***** Supplied material *****

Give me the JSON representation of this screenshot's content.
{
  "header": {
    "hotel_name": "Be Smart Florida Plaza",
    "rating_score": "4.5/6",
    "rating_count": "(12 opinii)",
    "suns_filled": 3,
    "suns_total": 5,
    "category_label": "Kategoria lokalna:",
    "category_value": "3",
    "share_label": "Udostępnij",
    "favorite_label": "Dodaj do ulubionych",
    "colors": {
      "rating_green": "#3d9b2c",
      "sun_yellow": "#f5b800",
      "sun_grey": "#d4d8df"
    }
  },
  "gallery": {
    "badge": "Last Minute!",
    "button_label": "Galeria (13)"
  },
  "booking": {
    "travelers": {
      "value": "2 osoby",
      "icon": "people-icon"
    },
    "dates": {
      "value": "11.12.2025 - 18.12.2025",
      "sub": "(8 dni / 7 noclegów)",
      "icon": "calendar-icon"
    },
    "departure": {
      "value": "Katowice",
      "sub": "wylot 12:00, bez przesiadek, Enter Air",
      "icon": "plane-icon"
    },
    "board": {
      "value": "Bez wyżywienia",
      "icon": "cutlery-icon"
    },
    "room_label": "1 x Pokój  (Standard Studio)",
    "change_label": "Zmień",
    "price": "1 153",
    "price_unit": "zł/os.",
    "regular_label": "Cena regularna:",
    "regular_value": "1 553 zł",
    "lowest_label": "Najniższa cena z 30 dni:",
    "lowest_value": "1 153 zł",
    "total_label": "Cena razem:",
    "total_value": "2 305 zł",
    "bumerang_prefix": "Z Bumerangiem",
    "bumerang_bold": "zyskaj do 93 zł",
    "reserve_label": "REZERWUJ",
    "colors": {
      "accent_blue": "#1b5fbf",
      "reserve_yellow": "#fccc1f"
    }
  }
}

*****

(What is required) Print all of the entries again, exactly as written.

(Result of this task)
Give me the JSON representation of this screenshot's content.
{
  "header": {
    "hotel_name": "Be Smart Florida Plaza",
    "rating_score": "4.5/6",
    "rating_count": "(12 opinii)",
    "suns_filled": 3,
    "suns_total": 5,
    "category_label": "Kategoria lokalna:",
    "category_value": "3",
    "share_label": "Udostępnij",
    "favorite_label": "Dodaj do ulubionych",
    "colors": {
      "rating_green": "#3d9b2c",
      "sun_yellow": "#f5b800",
      "sun_grey": "#d4d8df"
    }
  },
  "gallery": {
    "badge": "Last Minute!",
    "button_label": "Galeria (13)"
  },
  "booking": {
    "travelers": {
      "value": "2 osoby",
      "icon": "people-icon"
    },
    "dates": {
      "value": "11.12.2025 - 18.12.2025",
      "sub": "(8 dni / 7 noclegów)",
      "icon": "calendar-icon"
    },
    "departure": {
      "value": "Katowice",
      "sub": "wylot 12:00, bez przesiadek, Enter Air",
      "icon": "plane-icon"
    },
    "board": {
      "value": "Bez wyżywienia",
      "icon": "cutlery-icon"
    },
    "room_label": "1 x Pokój  (Standard Studio)",
    "change_label": "Zmień",
    "price": "1 153",
    "price_unit": "zł/os.",
    "regular_label": "Cena regularna:",
    "regular_value": "1 553 zł",
    "lowest_label": "Najniższa cena z 30 dni:",
    "lowest_value": "1 153 zł",
    "total_label": "Cena razem:",
    "total_value": "2 305 zł",
    "bumerang_prefix": "Z Bumerangiem",
    "bumerang_bold": "zyskaj do 93 zł",
    "reserve_label": "REZERWUJ",
    "colors": {
      "accent_blue": "#1b5fbf",
      "reserve_yellow": "#fccc1f"
    }
  }
}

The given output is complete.